- WHAT IS ASKED: Report how many lines include the word "data", and nothing besides that number.

****************

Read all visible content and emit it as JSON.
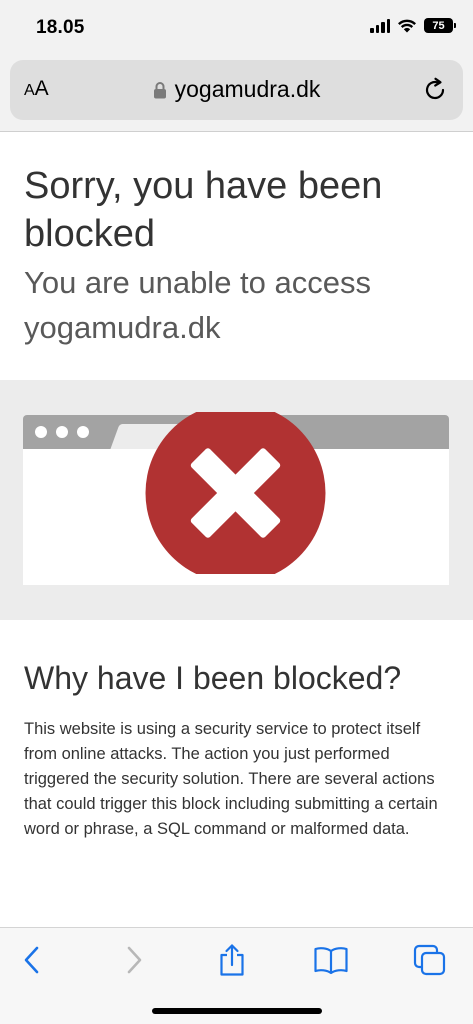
{
  "status_bar": {
    "time": "18.05",
    "battery": "75"
  },
  "address_bar": {
    "aa_small": "A",
    "aa_large": "A",
    "url": "yogamudra.dk",
    "secure_icon": "lock-icon",
    "reload_icon": "reload-icon"
  },
  "page": {
    "title": "Sorry, you have been blocked",
    "subtitle": "You are unable to access yogamudra.dk",
    "why_title": "Why have I been blocked?",
    "why_body": "This website is using a security service to protect itself from online attacks. The action you just performed triggered the security solution. There are several actions that could trigger this block including submitting a certain word or phrase, a SQL command or malformed data."
  },
  "toolbar": {
    "back_icon": "chevron-left-icon",
    "forward_icon": "chevron-right-icon",
    "share_icon": "share-icon",
    "bookmarks_icon": "book-icon",
    "tabs_icon": "tabs-icon"
  },
  "colors": {
    "accent": "#1a73e8",
    "block_red": "#b13232",
    "disabled": "#b8b8b8"
  }
}
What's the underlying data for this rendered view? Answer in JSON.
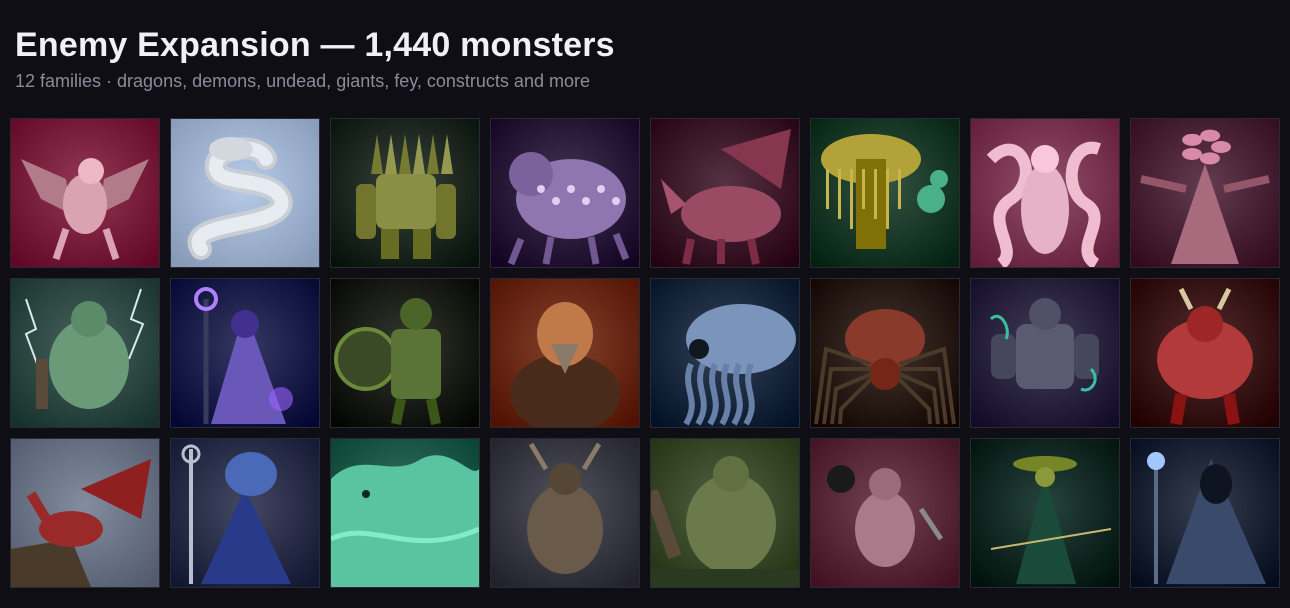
{
  "header": {
    "title": "Enemy Expansion — 1,440 monsters",
    "subtitle": "12 families · dragons, demons, undead, giants, fey, constructs and more"
  },
  "monsters": [
    {
      "name": "winged-gargoyle-icon",
      "bg": "#7a1f3e",
      "fg": "#d9a3b2",
      "kind": "winged"
    },
    {
      "name": "serpent-icon",
      "bg": "#9fb3d1",
      "fg": "#e6ecf2",
      "kind": "serpent"
    },
    {
      "name": "crystal-golem-icon",
      "bg": "#1f2a22",
      "fg": "#8a8f45",
      "kind": "golem"
    },
    {
      "name": "eldritch-horror-icon",
      "bg": "#2a1c3a",
      "fg": "#8f76b0",
      "kind": "beast"
    },
    {
      "name": "crimson-dragon-icon",
      "bg": "#3d1a2a",
      "fg": "#9b4a63",
      "kind": "dragon"
    },
    {
      "name": "mushroom-creature-icon",
      "bg": "#1c3a2a",
      "fg": "#b3a23a",
      "kind": "mushroom"
    },
    {
      "name": "pink-spirit-icon",
      "bg": "#7a3552",
      "fg": "#f0bcd0",
      "kind": "spirit"
    },
    {
      "name": "flower-treant-icon",
      "bg": "#4a2436",
      "fg": "#a86a7d",
      "kind": "treant"
    },
    {
      "name": "storm-troll-icon",
      "bg": "#2f4a44",
      "fg": "#6a9a78",
      "kind": "troll"
    },
    {
      "name": "dark-sorceress-icon",
      "bg": "#1c1f4a",
      "fg": "#6a58b8",
      "kind": "mage"
    },
    {
      "name": "orc-warrior-icon",
      "bg": "#1c1f18",
      "fg": "#5a7336",
      "kind": "warrior"
    },
    {
      "name": "ancient-elder-icon",
      "bg": "#6a2a14",
      "fg": "#c07a4a",
      "kind": "elder"
    },
    {
      "name": "deep-kraken-icon",
      "bg": "#1c2a40",
      "fg": "#7a94bb",
      "kind": "kraken"
    },
    {
      "name": "giant-spider-icon",
      "bg": "#2a1c14",
      "fg": "#8a3a2a",
      "kind": "spider"
    },
    {
      "name": "armored-knight-icon",
      "bg": "#2a2440",
      "fg": "#5a5a70",
      "kind": "knight"
    },
    {
      "name": "red-demon-icon",
      "bg": "#3a1418",
      "fg": "#b33a3a",
      "kind": "demon"
    },
    {
      "name": "cliff-dragon-icon",
      "bg": "#6a7486",
      "fg": "#9a2a2a",
      "kind": "dragon2"
    },
    {
      "name": "fish-priest-icon",
      "bg": "#2a2f4a",
      "fg": "#4a6ab8",
      "kind": "fishman"
    },
    {
      "name": "water-elemental-icon",
      "bg": "#1f5a4a",
      "fg": "#5ac3a0",
      "kind": "wave"
    },
    {
      "name": "horned-beast-icon",
      "bg": "#3a3a44",
      "fg": "#6a5a4a",
      "kind": "horned"
    },
    {
      "name": "swamp-ogre-icon",
      "bg": "#3a4a2a",
      "fg": "#6a7a4a",
      "kind": "ogre"
    },
    {
      "name": "goblin-bomber-icon",
      "bg": "#5a2a3a",
      "fg": "#a87a8a",
      "kind": "goblin"
    },
    {
      "name": "green-ranger-icon",
      "bg": "#0e2a24",
      "fg": "#8a9a3a",
      "kind": "ranger"
    },
    {
      "name": "hooded-wraith-icon",
      "bg": "#1c2436",
      "fg": "#3a4a6a",
      "kind": "wraith"
    }
  ]
}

****************

- EXERCISE RESULT: 2